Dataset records
__________________________________________________

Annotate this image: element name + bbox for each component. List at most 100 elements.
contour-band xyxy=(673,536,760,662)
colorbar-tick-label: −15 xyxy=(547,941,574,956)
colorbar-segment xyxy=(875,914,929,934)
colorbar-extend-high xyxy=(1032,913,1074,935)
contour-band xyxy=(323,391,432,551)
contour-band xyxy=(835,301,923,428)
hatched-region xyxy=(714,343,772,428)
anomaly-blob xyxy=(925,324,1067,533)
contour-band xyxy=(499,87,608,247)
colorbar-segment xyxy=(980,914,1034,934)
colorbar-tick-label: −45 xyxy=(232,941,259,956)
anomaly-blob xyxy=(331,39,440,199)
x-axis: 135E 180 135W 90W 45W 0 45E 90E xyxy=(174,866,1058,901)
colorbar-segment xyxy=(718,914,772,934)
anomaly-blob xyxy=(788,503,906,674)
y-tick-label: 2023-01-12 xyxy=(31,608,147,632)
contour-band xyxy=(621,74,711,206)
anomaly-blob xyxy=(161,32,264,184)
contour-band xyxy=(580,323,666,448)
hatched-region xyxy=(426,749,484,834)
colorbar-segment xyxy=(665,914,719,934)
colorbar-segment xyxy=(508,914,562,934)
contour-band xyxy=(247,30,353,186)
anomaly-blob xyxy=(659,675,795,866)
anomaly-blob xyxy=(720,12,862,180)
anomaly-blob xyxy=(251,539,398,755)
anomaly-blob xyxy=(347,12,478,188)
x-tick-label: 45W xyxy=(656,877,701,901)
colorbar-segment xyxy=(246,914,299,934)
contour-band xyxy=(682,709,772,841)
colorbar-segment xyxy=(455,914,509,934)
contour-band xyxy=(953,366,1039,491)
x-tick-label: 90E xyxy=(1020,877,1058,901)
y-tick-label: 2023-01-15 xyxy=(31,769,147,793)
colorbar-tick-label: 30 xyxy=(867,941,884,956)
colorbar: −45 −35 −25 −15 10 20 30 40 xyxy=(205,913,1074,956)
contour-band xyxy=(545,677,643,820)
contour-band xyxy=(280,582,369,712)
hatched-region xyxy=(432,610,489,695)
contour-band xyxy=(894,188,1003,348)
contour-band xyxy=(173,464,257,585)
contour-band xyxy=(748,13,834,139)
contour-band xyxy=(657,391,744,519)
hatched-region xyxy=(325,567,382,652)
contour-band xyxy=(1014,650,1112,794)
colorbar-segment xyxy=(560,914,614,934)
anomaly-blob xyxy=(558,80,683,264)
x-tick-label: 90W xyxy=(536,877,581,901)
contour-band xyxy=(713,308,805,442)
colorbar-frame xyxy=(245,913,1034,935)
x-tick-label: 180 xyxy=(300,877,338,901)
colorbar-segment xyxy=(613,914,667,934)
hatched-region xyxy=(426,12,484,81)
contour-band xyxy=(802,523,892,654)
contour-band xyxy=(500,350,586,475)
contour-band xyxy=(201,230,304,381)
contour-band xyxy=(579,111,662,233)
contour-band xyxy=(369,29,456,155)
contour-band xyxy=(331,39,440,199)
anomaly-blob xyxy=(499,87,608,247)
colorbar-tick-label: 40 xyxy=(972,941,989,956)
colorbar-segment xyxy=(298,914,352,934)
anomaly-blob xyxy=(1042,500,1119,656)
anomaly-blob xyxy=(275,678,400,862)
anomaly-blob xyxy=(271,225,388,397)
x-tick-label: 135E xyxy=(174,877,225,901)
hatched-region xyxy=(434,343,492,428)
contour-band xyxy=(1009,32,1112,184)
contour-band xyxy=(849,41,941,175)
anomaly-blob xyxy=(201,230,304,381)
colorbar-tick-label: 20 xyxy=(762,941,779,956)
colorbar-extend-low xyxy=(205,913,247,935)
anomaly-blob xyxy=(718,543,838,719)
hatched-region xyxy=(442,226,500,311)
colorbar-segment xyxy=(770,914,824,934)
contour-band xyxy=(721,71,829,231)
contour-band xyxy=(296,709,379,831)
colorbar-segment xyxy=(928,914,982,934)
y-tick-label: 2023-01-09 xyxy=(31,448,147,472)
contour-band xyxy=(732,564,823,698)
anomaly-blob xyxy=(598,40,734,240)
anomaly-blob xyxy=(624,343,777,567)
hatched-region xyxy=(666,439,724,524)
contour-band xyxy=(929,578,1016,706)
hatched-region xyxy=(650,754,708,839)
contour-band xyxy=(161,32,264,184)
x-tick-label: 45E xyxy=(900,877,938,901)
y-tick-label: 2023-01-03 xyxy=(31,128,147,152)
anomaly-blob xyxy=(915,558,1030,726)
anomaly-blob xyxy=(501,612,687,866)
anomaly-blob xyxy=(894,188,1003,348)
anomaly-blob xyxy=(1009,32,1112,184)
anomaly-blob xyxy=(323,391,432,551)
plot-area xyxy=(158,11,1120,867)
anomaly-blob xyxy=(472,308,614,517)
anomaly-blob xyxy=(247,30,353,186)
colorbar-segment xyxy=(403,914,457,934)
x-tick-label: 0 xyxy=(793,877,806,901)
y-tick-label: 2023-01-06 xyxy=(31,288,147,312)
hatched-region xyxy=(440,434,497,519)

__________________________________________________

How many lines of the records contain the string "extend" with case matching exactly? Reply with the number alone.

2